[Items from a data source]
==========

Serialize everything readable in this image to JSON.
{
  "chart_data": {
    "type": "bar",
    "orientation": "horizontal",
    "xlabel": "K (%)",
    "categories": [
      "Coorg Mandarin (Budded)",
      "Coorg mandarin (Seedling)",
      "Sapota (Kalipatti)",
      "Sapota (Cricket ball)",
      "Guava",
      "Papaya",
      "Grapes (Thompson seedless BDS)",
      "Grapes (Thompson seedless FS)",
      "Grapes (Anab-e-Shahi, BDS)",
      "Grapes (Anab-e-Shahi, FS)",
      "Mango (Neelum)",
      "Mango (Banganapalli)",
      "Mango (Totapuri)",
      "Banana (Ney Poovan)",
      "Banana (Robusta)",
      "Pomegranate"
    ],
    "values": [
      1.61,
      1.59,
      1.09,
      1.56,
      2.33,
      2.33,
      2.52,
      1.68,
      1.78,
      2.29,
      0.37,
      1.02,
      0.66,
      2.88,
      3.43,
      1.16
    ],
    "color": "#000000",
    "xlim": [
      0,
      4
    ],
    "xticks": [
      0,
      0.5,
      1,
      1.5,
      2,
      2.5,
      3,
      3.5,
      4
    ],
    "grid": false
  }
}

==========

Stated exercise:
Copy out each line exactly.

Result of this exercise:
Serialize everything readable in this image to JSON.
{
  "chart_data": {
    "type": "bar",
    "orientation": "horizontal",
    "xlabel": "K (%)",
    "categories": [
      "Coorg Mandarin (Budded)",
      "Coorg mandarin (Seedling)",
      "Sapota (Kalipatti)",
      "Sapota (Cricket ball)",
      "Guava",
      "Papaya",
      "Grapes (Thompson seedless BDS)",
      "Grapes (Thompson seedless FS)",
      "Grapes (Anab-e-Shahi, BDS)",
      "Grapes (Anab-e-Shahi, FS)",
      "Mango (Neelum)",
      "Mango (Banganapalli)",
      "Mango (Totapuri)",
      "Banana (Ney Poovan)",
      "Banana (Robusta)",
      "Pomegranate"
    ],
    "values": [
      1.61,
      1.59,
      1.09,
      1.56,
      2.33,
      2.33,
      2.52,
      1.68,
      1.78,
      2.29,
      0.37,
      1.02,
      0.66,
      2.88,
      3.43,
      1.16
    ],
    "color": "#000000",
    "xlim": [
      0,
      4
    ],
    "xticks": [
      0,
      0.5,
      1,
      1.5,
      2,
      2.5,
      3,
      3.5,
      4
    ],
    "grid": false
  }
}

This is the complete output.